**TASK**
Gather every line that includes the word "методов", please.

****************

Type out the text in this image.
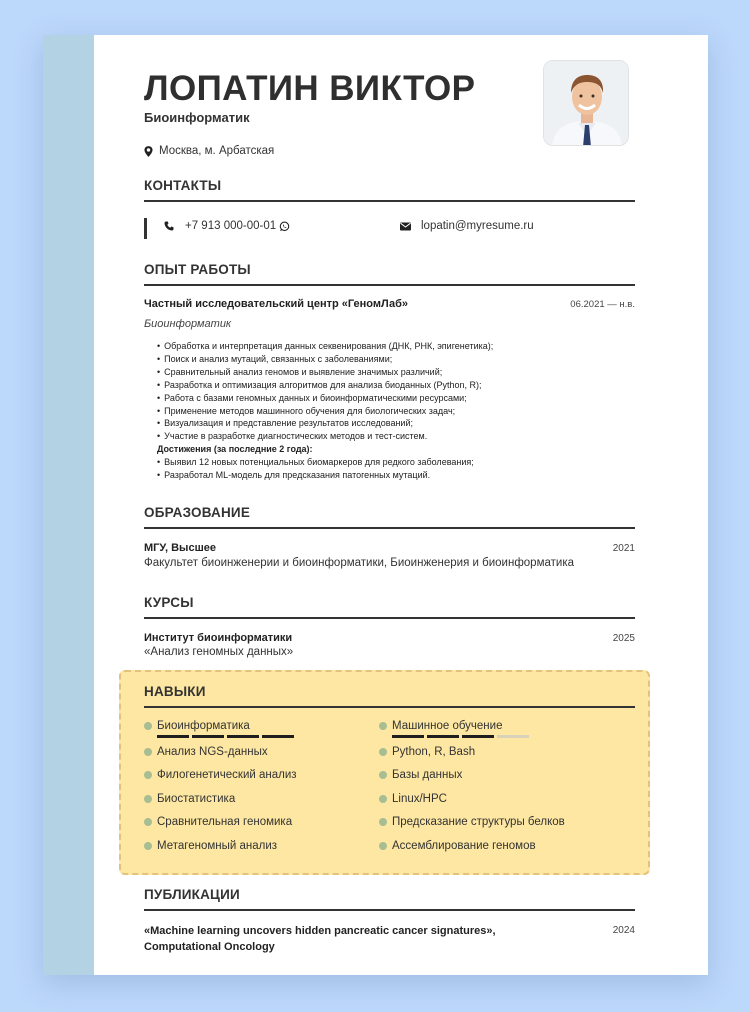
ЛОПАТИН ВИКТОР
Биоинформатик
Москва, м. Арбатская
КОНТАКТЫ
+7 913 000-00-01	lopatin@myresume.ru
ОПЫТ РАБОТЫ
Частный исследовательский центр «ГеномЛаб»	06.2021 — н.в.
Биоинформатик
• Обработка и интерпретация данных секвенирования (ДНК, РНК, эпигенетика);
• Поиск и анализ мутаций, связанных с заболеваниями;
• Сравнительный анализ геномов и выявление значимых различий;
• Разработка и оптимизация алгоритмов для анализа биоданных (Python, R);
• Работа с базами геномных данных и биоинформатическими ресурсами;
• Применение методов машинного обучения для биологических задач;
• Визуализация и представление результатов исследований;
• Участие в разработке диагностических методов и тест-систем.
Достижения (за последние 2 года):
• Выявил 12 новых потенциальных биомаркеров для редкого заболевания;
• Разработал ML-модель для предсказания патогенных мутаций.
ОБРАЗОВАНИЕ
МГУ, Высшее	2021
Факультет биоинженерии и биоинформатики, Биоинженерия и биоинформатика
КУРСЫ
Институт биоинформатики	2025
«Анализ геномных данных»
НАВЫКИ
Биоинформатика
Анализ NGS-данных
Филогенетический анализ
Биостатистика
Сравнительная геномика
Метагеномный анализ
Машинное обучение
Python, R, Bash
Базы данных
Linux/HPC
Предсказание структуры белков
Ассемблирование геномов
ПУБЛИКАЦИИ
«Machine learning uncovers hidden pancreatic cancer signatures», Computational Oncology
2024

****************

**WRITTEN SOLUTION**
• Применение методов машинного обучения для биологических задач;
• Участие в разработке диагностических методов и тест-систем.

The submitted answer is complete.